SUPPLIED DATA START

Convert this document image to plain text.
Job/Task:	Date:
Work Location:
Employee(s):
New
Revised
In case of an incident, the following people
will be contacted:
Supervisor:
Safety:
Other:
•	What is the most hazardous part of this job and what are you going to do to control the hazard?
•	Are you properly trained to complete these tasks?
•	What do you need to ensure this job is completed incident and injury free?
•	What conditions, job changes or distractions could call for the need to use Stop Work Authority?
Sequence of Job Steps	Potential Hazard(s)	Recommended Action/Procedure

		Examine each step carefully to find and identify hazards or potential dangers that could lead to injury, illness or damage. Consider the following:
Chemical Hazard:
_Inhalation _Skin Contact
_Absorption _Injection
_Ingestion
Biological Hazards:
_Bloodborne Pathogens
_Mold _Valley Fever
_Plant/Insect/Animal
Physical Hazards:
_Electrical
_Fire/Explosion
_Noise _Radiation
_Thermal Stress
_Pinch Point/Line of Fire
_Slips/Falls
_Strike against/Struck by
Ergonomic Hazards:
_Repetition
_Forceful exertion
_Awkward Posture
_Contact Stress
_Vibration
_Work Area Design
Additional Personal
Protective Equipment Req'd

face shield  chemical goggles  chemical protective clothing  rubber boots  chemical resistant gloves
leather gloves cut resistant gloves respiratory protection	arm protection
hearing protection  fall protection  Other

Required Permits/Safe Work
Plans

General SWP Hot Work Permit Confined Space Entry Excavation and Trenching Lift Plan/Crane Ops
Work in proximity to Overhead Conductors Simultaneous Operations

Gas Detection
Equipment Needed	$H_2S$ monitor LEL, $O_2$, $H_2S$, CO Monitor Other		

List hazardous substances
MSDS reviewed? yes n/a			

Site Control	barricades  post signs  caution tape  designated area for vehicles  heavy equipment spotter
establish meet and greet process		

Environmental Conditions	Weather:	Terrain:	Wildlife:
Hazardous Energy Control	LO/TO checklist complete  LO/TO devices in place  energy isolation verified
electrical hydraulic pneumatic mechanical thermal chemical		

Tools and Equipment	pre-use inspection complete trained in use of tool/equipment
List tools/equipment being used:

SUPPLIED DATA END
SUPPLIED DATA START

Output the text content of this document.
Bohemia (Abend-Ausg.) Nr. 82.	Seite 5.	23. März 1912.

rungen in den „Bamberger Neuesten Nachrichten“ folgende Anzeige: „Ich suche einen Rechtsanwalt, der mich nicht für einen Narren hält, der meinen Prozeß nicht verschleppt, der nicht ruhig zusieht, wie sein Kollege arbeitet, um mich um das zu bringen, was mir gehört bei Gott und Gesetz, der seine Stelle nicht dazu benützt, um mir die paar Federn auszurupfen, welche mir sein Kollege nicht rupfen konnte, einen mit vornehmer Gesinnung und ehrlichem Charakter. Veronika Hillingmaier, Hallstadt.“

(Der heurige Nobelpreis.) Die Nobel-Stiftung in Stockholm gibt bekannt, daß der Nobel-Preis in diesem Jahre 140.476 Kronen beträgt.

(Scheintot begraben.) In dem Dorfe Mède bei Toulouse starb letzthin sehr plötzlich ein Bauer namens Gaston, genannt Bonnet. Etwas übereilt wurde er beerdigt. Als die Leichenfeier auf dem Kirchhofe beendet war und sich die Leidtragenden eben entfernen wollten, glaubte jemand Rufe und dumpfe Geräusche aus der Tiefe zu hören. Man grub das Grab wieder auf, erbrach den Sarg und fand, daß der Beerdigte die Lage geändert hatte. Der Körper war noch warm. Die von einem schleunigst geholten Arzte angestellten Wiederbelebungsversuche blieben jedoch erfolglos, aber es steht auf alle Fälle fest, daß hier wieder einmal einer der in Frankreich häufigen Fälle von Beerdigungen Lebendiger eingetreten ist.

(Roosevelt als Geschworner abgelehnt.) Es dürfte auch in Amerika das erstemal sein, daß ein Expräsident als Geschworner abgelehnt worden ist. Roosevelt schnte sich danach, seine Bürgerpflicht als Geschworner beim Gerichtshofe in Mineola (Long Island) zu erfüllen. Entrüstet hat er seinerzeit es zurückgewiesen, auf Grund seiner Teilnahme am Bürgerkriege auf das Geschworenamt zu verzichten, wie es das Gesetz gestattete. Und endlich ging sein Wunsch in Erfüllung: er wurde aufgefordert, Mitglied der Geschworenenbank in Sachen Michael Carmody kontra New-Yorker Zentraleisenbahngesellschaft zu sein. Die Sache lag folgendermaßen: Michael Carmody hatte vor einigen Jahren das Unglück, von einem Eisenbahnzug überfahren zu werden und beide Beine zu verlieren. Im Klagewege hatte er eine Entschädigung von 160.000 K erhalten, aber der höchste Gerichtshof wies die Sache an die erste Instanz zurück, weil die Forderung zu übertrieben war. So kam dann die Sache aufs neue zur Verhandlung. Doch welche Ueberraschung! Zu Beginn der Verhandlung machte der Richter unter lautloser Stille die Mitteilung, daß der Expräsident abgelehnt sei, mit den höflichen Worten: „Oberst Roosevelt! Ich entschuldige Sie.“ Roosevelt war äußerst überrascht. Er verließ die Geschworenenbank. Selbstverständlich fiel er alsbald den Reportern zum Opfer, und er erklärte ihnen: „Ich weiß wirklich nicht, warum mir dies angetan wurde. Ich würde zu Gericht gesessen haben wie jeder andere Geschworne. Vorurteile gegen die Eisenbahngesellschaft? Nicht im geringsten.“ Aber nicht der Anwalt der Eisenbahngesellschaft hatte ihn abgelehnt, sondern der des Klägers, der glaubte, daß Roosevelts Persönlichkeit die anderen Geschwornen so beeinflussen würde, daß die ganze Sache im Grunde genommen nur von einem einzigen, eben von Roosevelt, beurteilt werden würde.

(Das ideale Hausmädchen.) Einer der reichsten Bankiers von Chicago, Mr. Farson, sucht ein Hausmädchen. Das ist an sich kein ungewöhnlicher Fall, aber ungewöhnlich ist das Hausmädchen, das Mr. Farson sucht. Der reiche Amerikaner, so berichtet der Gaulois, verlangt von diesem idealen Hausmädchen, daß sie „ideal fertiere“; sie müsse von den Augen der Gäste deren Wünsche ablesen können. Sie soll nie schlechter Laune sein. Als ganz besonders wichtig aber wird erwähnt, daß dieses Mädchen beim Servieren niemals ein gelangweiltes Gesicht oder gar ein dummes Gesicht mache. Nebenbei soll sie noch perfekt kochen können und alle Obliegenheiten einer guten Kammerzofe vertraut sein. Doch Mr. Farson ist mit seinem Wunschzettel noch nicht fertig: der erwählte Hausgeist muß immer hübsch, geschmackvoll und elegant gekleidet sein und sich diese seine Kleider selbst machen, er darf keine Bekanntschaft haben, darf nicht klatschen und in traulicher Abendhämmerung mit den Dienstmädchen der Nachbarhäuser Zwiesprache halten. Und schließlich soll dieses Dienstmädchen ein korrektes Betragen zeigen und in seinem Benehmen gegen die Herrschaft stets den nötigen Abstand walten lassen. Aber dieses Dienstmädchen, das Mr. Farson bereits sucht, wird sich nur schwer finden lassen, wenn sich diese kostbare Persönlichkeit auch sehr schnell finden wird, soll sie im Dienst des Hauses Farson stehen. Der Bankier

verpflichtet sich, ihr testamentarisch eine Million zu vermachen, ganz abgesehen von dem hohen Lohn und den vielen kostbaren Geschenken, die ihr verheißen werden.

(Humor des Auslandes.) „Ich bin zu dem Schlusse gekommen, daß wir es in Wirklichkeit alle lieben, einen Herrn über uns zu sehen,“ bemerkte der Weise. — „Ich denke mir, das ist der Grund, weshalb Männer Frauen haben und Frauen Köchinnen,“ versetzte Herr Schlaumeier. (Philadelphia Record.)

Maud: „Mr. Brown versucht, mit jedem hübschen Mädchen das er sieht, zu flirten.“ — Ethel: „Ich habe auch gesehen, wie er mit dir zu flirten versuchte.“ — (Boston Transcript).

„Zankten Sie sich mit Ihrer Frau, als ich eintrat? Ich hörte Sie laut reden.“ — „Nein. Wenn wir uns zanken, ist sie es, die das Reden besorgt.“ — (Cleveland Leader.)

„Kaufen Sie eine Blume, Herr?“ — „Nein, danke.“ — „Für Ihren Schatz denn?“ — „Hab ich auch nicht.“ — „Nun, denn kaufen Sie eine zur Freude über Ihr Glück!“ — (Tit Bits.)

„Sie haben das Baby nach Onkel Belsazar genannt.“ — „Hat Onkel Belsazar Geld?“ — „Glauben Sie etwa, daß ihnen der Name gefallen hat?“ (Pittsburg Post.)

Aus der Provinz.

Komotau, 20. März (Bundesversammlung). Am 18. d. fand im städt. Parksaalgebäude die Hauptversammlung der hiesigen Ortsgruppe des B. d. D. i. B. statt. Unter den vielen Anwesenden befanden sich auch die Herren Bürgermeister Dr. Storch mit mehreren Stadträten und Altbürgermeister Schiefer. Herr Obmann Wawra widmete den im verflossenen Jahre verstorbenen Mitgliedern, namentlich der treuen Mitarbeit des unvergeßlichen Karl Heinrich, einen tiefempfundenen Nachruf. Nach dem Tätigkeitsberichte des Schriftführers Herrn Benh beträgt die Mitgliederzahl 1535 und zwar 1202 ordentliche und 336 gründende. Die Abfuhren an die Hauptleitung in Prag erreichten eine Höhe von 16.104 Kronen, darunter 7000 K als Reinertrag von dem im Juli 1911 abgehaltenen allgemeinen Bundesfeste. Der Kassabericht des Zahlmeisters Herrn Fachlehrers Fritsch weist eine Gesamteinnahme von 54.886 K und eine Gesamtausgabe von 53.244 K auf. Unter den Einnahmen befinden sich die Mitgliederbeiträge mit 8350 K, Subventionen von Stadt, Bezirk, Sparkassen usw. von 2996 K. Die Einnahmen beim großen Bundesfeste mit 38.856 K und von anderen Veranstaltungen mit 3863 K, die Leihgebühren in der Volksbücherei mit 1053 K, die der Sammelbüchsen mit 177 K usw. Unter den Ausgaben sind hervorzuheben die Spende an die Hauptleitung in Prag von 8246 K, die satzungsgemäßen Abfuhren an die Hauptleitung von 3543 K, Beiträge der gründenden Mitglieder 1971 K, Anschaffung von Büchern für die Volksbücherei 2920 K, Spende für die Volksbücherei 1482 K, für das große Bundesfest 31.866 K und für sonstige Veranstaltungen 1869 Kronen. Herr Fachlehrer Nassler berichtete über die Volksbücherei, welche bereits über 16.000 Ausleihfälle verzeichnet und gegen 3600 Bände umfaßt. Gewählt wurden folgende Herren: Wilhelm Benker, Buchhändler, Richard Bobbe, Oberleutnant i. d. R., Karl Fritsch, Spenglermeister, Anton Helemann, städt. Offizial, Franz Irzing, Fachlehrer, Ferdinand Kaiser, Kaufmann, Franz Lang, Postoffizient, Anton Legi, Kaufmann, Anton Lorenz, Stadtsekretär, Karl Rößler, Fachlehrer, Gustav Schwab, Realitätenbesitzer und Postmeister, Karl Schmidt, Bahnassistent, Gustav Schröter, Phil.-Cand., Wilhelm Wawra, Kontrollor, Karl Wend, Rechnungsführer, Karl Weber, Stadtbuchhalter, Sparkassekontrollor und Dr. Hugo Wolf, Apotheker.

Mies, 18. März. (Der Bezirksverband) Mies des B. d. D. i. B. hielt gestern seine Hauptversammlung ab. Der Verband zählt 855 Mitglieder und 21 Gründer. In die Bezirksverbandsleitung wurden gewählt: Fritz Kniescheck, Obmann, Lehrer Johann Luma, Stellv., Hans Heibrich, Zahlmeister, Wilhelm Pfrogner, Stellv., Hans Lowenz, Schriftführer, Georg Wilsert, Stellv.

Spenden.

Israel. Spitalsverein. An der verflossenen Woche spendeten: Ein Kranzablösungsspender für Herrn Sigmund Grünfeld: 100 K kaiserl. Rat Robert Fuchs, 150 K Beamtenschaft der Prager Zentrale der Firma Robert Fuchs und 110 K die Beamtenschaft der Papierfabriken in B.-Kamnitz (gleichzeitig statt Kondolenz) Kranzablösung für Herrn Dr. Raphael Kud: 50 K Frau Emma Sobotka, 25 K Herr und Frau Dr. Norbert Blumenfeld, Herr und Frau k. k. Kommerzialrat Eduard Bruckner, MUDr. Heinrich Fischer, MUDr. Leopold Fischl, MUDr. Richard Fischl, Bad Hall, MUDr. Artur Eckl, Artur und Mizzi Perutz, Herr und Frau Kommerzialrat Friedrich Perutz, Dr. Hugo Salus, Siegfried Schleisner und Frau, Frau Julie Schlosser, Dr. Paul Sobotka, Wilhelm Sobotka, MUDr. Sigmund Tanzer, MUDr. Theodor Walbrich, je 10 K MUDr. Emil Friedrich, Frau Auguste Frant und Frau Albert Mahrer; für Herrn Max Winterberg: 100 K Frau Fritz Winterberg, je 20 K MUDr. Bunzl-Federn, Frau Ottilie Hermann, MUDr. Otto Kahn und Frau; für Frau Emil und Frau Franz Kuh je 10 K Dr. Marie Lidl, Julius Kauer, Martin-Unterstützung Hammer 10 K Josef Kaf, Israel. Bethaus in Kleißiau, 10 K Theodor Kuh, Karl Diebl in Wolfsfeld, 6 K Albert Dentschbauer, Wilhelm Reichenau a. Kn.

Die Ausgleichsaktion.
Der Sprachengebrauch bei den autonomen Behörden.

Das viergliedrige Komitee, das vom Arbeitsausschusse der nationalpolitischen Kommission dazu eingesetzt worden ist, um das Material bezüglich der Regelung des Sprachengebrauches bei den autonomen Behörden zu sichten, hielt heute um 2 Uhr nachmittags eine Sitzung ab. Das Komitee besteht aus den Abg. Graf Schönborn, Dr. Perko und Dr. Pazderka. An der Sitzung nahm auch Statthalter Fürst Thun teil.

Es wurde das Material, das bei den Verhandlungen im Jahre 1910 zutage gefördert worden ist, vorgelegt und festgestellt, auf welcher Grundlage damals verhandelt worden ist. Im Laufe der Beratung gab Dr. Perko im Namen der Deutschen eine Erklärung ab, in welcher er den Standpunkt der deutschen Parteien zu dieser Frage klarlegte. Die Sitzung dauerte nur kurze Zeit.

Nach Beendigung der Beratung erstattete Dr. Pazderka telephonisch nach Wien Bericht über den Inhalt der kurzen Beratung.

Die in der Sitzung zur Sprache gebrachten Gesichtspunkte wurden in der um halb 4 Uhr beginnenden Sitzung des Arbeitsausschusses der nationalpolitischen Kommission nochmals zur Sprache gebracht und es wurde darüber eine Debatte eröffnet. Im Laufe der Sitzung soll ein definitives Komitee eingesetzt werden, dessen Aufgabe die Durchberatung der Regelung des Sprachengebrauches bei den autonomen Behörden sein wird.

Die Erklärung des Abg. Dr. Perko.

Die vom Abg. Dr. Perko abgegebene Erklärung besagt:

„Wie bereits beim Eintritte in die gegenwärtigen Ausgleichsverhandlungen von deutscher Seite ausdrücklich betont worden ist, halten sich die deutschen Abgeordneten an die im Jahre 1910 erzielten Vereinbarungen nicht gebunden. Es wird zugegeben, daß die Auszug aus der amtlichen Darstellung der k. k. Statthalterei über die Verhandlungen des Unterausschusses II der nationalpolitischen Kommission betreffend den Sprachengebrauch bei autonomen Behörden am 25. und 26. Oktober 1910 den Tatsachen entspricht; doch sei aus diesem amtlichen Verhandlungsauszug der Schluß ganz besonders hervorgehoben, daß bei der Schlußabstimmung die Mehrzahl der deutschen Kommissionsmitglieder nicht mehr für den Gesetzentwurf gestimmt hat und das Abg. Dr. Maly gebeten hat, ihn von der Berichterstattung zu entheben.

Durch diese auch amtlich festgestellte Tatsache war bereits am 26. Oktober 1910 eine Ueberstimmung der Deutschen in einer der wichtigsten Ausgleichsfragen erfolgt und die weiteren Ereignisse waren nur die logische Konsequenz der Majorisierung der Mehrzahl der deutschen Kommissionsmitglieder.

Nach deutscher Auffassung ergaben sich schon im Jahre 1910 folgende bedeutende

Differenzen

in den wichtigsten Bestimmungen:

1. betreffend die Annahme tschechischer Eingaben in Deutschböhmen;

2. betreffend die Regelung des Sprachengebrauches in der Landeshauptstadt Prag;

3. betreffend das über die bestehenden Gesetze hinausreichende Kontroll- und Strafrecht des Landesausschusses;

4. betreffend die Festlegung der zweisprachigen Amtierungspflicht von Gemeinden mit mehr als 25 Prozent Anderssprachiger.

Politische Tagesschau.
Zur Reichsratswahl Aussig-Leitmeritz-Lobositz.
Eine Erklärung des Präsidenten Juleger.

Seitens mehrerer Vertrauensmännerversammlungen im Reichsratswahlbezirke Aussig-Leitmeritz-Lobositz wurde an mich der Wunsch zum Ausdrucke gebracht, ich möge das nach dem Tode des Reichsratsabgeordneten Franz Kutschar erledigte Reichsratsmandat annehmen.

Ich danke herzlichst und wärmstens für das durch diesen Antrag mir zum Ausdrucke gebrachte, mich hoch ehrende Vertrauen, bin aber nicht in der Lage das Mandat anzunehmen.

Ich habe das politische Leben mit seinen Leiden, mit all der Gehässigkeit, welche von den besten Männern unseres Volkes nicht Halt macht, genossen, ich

SUPPLIED DATA END
SUPPLIED DATA START

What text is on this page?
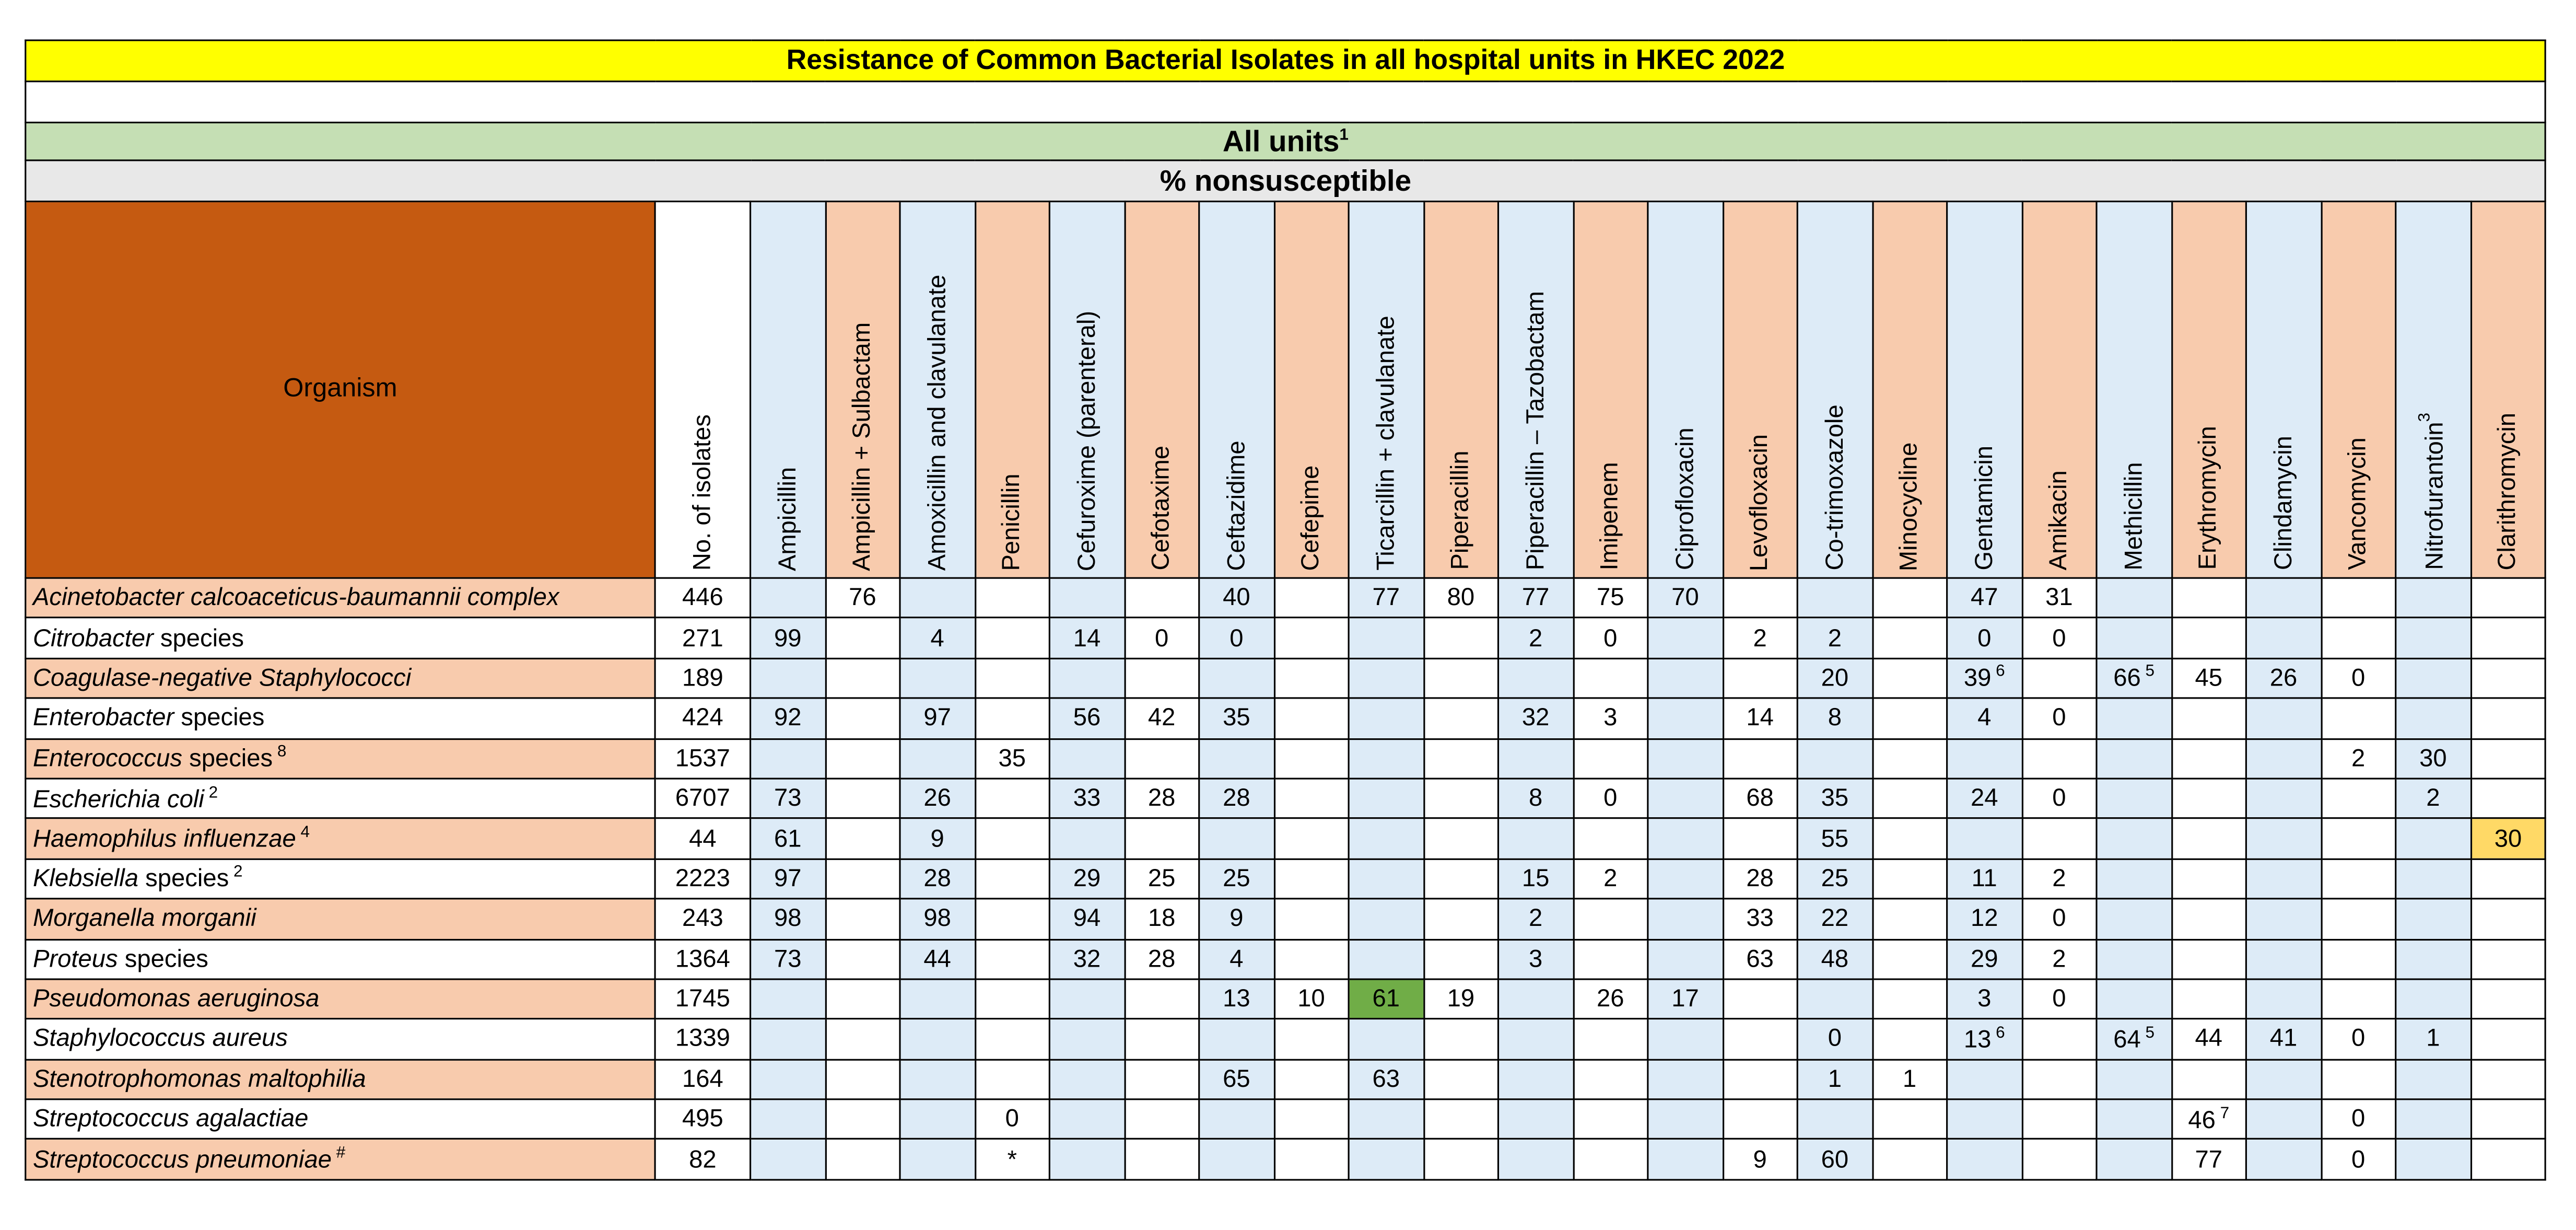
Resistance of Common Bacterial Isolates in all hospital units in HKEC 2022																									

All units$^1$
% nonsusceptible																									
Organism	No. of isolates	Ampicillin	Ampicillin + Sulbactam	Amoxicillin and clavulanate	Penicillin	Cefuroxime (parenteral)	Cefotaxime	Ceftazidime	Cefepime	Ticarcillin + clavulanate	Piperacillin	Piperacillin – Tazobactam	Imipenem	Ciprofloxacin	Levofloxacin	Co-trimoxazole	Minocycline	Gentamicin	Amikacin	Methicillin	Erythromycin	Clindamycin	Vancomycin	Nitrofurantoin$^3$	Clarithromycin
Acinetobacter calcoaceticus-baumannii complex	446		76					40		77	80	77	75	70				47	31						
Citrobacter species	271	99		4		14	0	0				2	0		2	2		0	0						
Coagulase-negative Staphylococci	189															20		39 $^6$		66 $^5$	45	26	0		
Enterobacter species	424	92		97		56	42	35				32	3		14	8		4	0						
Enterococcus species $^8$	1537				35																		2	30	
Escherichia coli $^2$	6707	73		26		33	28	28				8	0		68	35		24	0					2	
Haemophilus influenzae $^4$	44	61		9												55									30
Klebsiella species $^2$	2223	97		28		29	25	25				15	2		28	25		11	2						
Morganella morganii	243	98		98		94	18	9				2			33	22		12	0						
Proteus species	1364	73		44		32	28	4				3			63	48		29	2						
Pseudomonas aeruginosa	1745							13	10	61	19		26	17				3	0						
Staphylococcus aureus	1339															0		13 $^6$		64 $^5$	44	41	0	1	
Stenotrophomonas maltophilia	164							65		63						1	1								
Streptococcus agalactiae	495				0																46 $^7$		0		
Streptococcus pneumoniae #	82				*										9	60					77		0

SUPPLIED DATA END

== YOUR OBJECTIVE ==
Nothing but the lines holding the word "wichtigsten" should be returned from the listing above.

== COMPLETED EXERCISE ==
Durch diese auch amtlich festgestellte Tatsache war bereits am 26. Oktober 1910 eine Ueberstimmung der Deutschen in einer der wichtigsten Ausgleichsfragen erfolgt und die weiteren Ereignisse waren nur die logische Konsequenz der Majorisierung der Mehrzahl der deutschen Kommissionsmitglieder.
in den wichtigsten Bestimmungen:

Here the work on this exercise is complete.